-- TEXTE À LIRE --
== == ==
La particularité du mode de réalisation clés en main, aussi appelé conception-construction, est que le maître de l’ouvrage conclut un contrat avec une entité  
– par exemple un entrepreneur – qui offre l’ensemble des services nécessaires à la conception et à la réalisation de l’ouvrage, dont ceux de l’architecte. L’entité en question peut recourir à son propre personnel ou engager des sous-traitants. Le lien contractuel de l’architecte est donc établi avec cette entité et non avec le maître de l’ouvrage. À la fin des travaux, l’entité est tenue de remettre au maître de l’ouvrage un produit fini à 100 %, dans les temps et prêt à être utilisé pour les fins citées au contrat. 

L’article 40 du Code de déontologie autorise l’architecte à offrir ses services dans le contexte d’un projet clés en main (voir encadré). Cependant, certaines vérifications s’imposent au préalable.  

Reconnaître l’entente clés en main 

Lorsqu’une entité autre que le maître de l’ouvrage vous propose de signer un contrat de services relevant du champ d’exercice exclusif de l’architecte, vous devez vous assurer que le Code de déontologie l’autorise. Le cas échéant, il vous faut vérifier auprès de l’entité que ce contrat découle d’un contrat clés en main. Voici une liste de contrôle qui regroupe les caractéristiques d’un contrat clés en main1 : 

  1. Le besoin du maître de l’ouvrage doit être clairement identifié dans le contrat avec l’entité.
== == ==
-- DONNÉES BRUTES --

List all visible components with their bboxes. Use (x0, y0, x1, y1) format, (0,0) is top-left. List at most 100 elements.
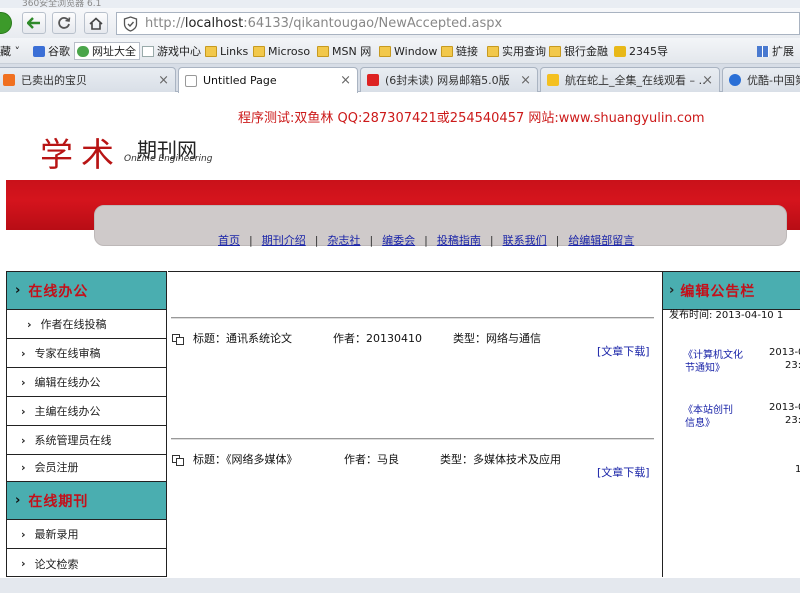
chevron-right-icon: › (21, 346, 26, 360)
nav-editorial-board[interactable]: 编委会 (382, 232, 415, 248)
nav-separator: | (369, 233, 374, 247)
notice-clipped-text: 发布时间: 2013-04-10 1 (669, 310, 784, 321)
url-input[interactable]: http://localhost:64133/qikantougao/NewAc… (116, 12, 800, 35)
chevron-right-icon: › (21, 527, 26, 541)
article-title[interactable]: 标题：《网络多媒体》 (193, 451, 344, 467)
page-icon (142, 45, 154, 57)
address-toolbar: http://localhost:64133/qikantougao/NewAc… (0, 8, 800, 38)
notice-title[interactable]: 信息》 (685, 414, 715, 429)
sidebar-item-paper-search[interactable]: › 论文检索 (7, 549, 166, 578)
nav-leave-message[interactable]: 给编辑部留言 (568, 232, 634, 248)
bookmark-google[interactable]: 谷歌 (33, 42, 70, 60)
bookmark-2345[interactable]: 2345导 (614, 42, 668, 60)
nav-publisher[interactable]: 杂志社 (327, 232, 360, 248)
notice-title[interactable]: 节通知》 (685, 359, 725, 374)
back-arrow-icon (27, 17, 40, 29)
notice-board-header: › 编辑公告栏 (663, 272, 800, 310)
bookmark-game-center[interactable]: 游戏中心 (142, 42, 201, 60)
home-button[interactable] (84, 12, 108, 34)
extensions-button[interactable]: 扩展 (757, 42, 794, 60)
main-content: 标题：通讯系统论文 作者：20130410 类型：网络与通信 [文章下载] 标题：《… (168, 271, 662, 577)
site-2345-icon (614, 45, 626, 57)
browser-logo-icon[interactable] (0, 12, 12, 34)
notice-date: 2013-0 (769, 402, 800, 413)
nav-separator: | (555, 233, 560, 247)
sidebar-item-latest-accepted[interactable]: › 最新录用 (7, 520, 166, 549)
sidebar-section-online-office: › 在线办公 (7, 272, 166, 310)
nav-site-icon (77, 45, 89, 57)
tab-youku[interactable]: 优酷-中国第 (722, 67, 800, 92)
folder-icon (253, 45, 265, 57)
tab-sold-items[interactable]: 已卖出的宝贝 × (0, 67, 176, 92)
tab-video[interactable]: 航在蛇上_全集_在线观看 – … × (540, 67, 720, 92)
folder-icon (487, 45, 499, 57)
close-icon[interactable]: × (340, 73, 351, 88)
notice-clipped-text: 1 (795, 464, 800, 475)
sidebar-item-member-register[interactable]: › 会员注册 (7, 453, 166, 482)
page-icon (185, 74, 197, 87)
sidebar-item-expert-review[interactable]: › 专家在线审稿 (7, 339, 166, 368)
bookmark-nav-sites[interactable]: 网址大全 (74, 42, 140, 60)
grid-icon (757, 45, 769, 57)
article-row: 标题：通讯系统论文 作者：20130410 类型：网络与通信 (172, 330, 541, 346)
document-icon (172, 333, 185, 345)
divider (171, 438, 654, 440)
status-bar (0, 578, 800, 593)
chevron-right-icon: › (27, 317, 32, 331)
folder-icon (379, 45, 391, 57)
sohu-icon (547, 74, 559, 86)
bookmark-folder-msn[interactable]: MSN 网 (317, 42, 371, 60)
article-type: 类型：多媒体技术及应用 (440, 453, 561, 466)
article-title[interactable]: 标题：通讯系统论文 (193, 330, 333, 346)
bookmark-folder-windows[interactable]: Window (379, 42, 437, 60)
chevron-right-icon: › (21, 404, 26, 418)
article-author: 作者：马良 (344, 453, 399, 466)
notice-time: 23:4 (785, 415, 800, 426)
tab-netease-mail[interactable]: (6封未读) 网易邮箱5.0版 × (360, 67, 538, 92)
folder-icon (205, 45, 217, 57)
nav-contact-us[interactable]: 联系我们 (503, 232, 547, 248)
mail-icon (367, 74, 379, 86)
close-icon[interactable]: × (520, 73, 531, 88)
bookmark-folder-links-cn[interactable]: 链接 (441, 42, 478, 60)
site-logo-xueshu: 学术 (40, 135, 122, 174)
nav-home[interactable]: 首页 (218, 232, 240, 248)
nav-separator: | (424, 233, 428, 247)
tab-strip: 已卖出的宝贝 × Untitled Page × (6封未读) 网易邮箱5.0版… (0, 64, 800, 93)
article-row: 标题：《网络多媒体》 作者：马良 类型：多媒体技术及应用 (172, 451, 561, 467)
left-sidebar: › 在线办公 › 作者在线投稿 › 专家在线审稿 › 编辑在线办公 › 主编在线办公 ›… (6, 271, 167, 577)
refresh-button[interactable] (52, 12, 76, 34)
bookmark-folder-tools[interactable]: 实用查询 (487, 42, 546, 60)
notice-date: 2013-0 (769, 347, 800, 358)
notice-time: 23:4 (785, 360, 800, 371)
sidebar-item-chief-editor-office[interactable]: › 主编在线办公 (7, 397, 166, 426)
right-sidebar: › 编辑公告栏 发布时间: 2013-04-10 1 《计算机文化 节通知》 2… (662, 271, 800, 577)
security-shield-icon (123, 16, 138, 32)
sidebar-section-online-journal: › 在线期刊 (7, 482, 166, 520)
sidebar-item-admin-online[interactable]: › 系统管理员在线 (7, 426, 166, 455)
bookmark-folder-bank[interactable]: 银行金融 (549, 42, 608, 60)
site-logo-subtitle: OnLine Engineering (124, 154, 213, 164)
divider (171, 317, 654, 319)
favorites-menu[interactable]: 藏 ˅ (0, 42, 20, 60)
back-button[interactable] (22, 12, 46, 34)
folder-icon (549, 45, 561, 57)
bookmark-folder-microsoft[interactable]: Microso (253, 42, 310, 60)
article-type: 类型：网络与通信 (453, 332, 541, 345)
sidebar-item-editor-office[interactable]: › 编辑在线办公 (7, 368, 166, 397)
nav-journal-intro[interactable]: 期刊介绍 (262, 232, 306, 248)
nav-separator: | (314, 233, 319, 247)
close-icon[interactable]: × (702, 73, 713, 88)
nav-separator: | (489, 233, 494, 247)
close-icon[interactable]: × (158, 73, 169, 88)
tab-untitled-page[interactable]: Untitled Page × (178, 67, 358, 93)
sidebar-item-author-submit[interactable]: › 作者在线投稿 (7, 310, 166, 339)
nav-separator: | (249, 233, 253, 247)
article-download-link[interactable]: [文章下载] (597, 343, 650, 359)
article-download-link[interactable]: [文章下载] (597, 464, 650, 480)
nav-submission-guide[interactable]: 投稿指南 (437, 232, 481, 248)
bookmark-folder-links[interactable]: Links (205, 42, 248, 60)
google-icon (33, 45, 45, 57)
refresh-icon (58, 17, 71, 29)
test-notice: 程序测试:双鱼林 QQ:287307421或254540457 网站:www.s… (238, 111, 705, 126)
== == ==
-- CONSIGNES DE L'EXERCICE --
a) Reformulez sous forme de liste concise le paragraphe du texte sur le mode clés en main qui commence par « La particularité du mode de réalisation », en conservant ses faits principaux.
b) Recopiez du texte sur le mode clés en main le passage qui commence par « La particularité du » et se poursuit jusqu'à « citées au contrat. ».
La liste ci-dessus n'est pas nécessaire pour réaliser l'exercice.

-- RÉPONSES ATTENDUES --
a)
- Le mode clés en main, aussi appelé conception-construction, repose sur un contrat entre le maître de l'ouvrage et une entité, par exemple un entrepreneur.
- Cette entité fournit tous les services de conception et de réalisation, y compris ceux de l'architecte. Elle fait appel à son propre personnel ou à des sous-traitants.
- L'architecte est lié par contrat à cette entité, et non au maître de l'ouvrage.
- À la fin des travaux, l'entité remet au maître de l'ouvrage un ouvrage entièrement achevé. Cet ouvrage est livré dans les délais et prêt à servir aux fins prévues au contrat.

b)
La particularité du mode de réalisation clés en main, aussi appelé conception-construction, est que le maître de l’ouvrage conclut un contrat avec une entité  
– par exemple un entrepreneur – qui offre l’ensemble des services nécessaires à la conception et à la réalisation de l’ouvrage, dont ceux de l’architecte. L’entité en question peut recourir à son propre personnel ou engager des sous-traitants. Le lien contractuel de l’architecte est donc établi avec cette entité et non avec le maître de l’ouvrage. À la fin des travaux, l’entité est tenue de remettre au maître de l’ouvrage un produit fini à 100 %, dans les temps et prêt à être utilisé pour les fins citées au contrat.